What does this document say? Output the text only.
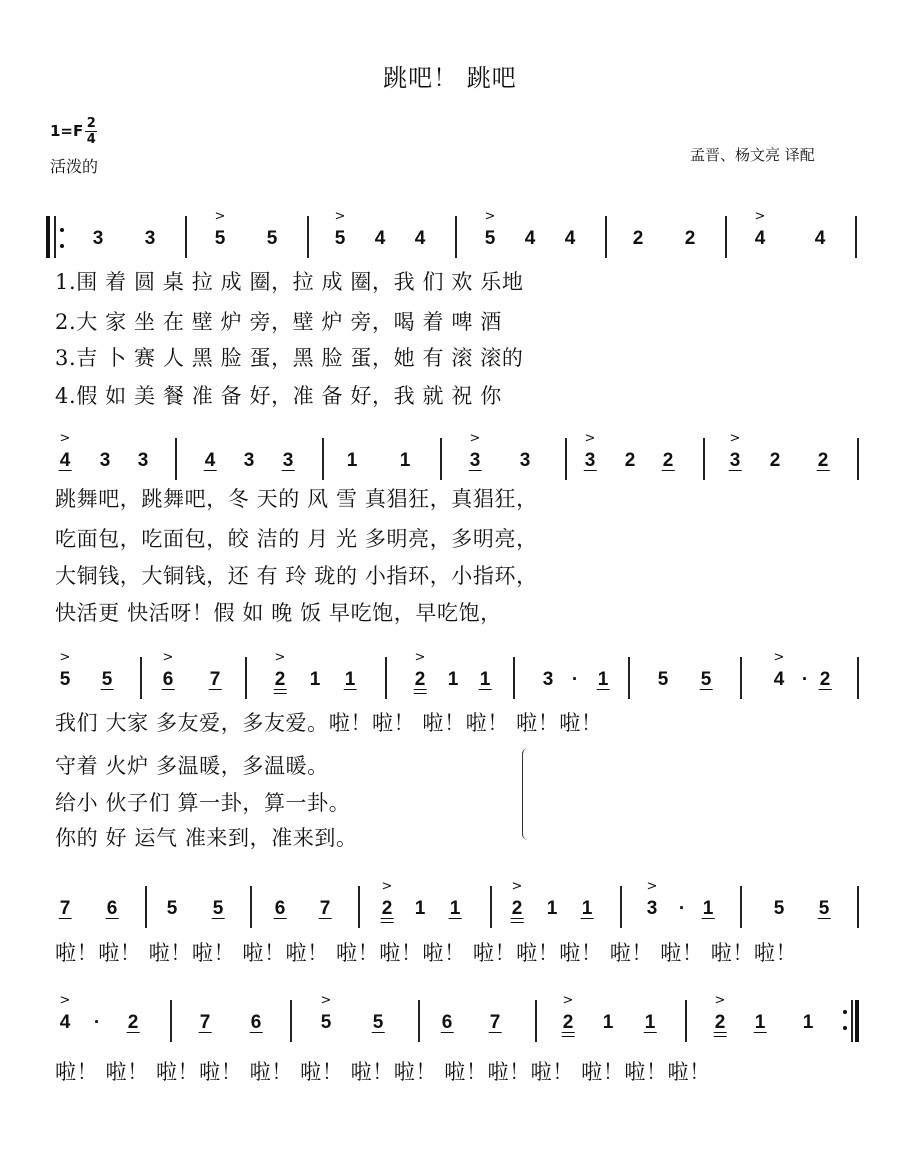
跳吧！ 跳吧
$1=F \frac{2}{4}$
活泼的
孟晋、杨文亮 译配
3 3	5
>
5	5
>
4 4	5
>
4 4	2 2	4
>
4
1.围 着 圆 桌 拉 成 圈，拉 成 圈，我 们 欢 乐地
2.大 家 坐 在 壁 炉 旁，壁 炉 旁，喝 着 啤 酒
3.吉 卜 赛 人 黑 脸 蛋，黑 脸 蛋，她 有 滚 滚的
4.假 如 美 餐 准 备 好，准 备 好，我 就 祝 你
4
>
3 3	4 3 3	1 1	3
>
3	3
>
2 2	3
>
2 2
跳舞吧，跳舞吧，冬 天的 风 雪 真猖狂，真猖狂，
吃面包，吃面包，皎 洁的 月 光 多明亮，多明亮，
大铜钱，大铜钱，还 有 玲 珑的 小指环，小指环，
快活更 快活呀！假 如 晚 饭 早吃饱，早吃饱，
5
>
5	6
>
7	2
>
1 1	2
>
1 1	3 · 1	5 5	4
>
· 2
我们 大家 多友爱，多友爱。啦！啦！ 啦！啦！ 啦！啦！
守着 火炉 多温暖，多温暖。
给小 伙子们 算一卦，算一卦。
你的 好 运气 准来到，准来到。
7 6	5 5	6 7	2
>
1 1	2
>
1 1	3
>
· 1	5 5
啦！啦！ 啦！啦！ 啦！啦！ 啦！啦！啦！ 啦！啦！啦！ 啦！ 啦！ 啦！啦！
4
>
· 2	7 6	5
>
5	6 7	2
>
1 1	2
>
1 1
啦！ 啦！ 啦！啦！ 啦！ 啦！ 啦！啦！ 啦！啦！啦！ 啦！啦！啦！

---

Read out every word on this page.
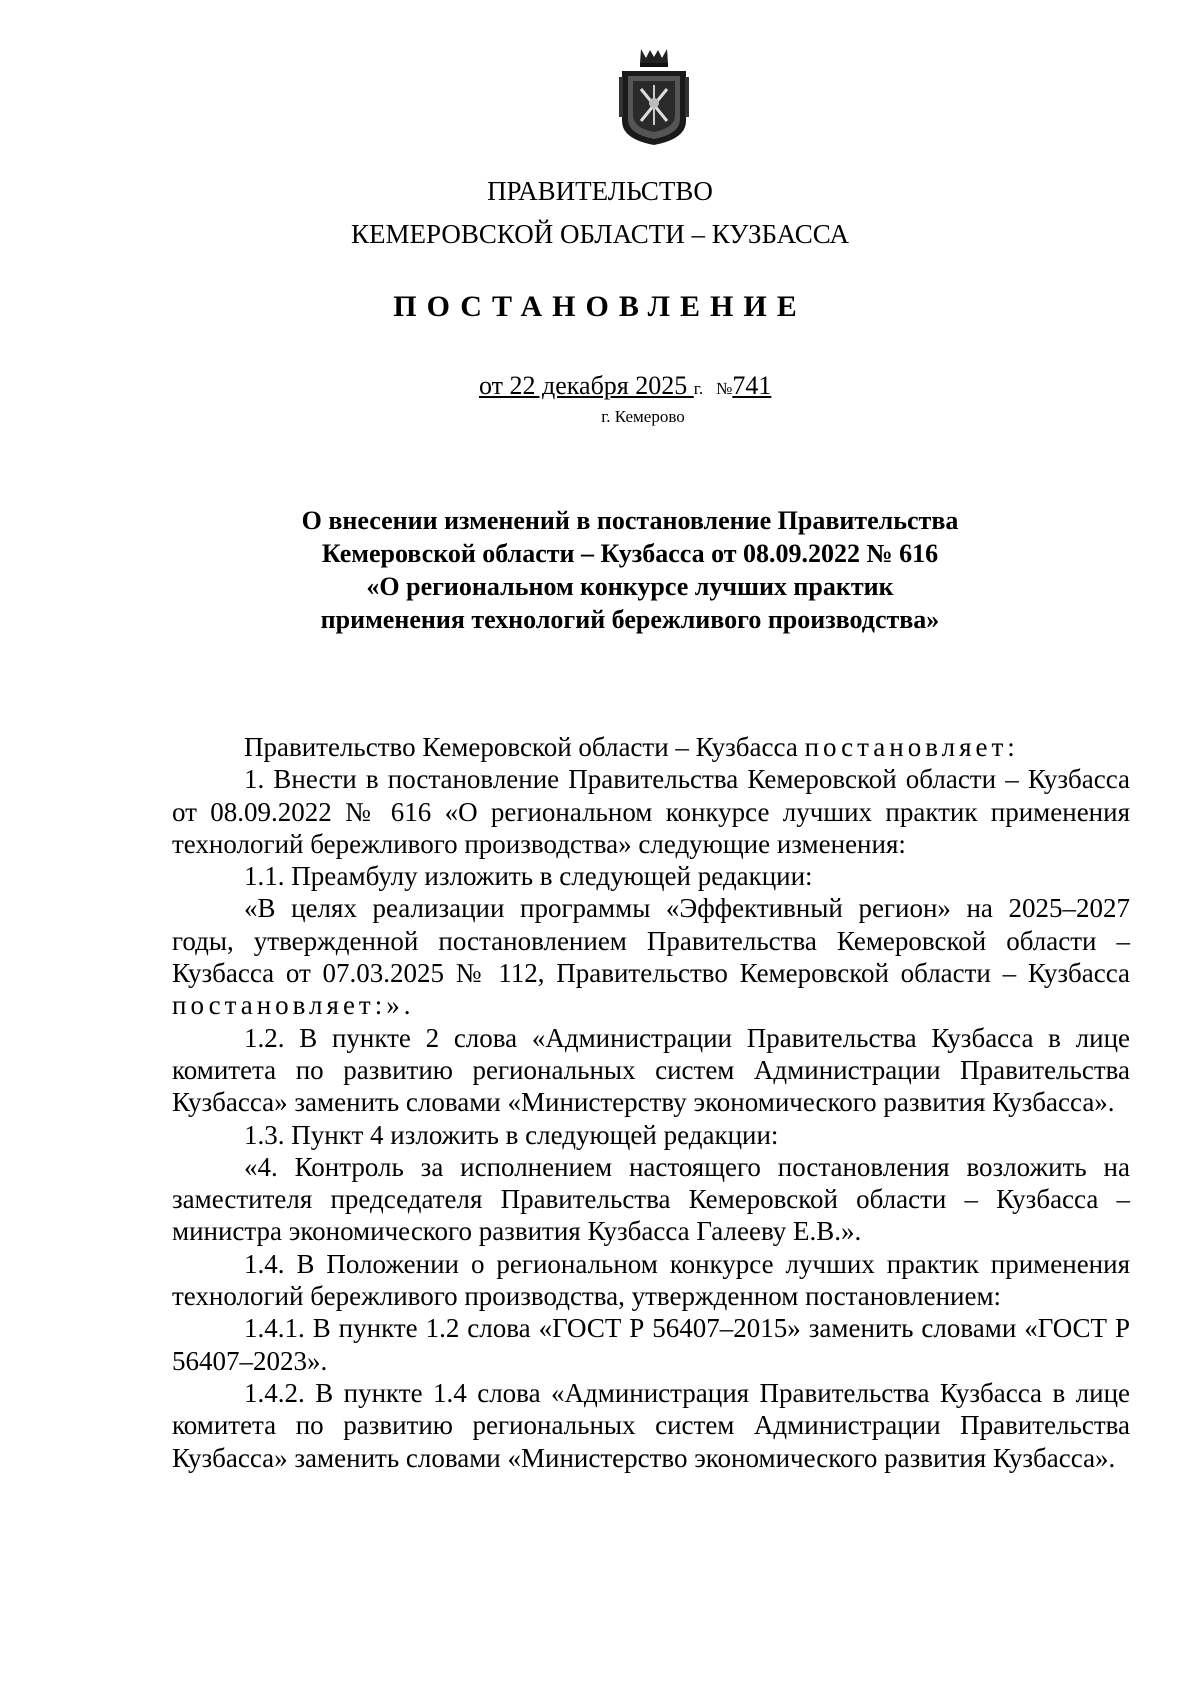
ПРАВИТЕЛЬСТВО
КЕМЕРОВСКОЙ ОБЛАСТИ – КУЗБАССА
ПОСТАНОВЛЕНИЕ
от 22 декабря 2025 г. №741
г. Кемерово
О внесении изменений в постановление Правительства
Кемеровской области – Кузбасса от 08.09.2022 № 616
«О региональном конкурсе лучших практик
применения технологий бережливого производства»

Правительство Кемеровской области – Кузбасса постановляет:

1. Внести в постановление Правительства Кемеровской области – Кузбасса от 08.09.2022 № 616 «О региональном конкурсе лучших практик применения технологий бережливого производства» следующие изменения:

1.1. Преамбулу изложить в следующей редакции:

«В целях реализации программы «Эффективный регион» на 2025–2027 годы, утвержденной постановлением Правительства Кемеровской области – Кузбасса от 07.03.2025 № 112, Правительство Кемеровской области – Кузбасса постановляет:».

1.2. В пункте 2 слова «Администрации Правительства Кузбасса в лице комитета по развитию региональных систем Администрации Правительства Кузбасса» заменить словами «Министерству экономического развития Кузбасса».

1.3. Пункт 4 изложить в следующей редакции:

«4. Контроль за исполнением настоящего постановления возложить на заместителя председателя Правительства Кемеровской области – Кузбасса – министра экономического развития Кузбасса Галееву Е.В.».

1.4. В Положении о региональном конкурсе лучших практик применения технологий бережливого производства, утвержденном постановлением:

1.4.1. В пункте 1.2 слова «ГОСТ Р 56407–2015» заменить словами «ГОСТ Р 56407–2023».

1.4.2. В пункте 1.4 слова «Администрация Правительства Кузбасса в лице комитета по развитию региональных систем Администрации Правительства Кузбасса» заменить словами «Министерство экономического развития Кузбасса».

Short task
Determine how many lines include the word "лучших" and report that number by itself.

Written solution
3